• [WORK REQUIRED]
The records that follow must be repeated verbatim, every one of them.

(Excerpts from a figure dataset)
━━━

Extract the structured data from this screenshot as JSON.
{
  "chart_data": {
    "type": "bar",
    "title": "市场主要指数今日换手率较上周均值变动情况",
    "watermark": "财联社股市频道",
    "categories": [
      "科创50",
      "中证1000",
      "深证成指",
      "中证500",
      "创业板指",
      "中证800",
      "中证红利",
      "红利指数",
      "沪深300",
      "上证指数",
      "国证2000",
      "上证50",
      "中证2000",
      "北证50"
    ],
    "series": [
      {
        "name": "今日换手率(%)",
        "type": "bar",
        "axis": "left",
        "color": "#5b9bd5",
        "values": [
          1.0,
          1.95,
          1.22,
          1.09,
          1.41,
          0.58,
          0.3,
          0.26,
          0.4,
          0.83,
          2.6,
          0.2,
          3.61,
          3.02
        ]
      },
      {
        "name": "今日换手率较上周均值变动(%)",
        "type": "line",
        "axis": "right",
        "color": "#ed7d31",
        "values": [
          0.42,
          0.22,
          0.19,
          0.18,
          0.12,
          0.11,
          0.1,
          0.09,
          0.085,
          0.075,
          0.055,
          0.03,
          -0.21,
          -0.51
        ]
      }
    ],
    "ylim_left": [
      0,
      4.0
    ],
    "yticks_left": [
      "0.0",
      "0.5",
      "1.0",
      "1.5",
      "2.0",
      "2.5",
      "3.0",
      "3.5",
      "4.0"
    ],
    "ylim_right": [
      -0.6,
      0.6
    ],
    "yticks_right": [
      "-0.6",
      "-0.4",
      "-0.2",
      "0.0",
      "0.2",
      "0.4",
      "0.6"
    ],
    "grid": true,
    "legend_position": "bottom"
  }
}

━━━

• [RESPONSE TO THE TASK]
Extract the structured data from this screenshot as JSON.
{
  "chart_data": {
    "type": "bar",
    "title": "市场主要指数今日换手率较上周均值变动情况",
    "watermark": "财联社股市频道",
    "categories": [
      "科创50",
      "中证1000",
      "深证成指",
      "中证500",
      "创业板指",
      "中证800",
      "中证红利",
      "红利指数",
      "沪深300",
      "上证指数",
      "国证2000",
      "上证50",
      "中证2000",
      "北证50"
    ],
    "series": [
      {
        "name": "今日换手率(%)",
        "type": "bar",
        "axis": "left",
        "color": "#5b9bd5",
        "values": [
          1.0,
          1.95,
          1.22,
          1.09,
          1.41,
          0.58,
          0.3,
          0.26,
          0.4,
          0.83,
          2.6,
          0.2,
          3.61,
          3.02
        ]
      },
      {
        "name": "今日换手率较上周均值变动(%)",
        "type": "line",
        "axis": "right",
        "color": "#ed7d31",
        "values": [
          0.42,
          0.22,
          0.19,
          0.18,
          0.12,
          0.11,
          0.1,
          0.09,
          0.085,
          0.075,
          0.055,
          0.03,
          -0.21,
          -0.51
        ]
      }
    ],
    "ylim_left": [
      0,
      4.0
    ],
    "yticks_left": [
      "0.0",
      "0.5",
      "1.0",
      "1.5",
      "2.0",
      "2.5",
      "3.0",
      "3.5",
      "4.0"
    ],
    "ylim_right": [
      -0.6,
      0.6
    ],
    "yticks_right": [
      "-0.6",
      "-0.4",
      "-0.2",
      "0.0",
      "0.2",
      "0.4",
      "0.6"
    ],
    "grid": true,
    "legend_position": "bottom"
  }
}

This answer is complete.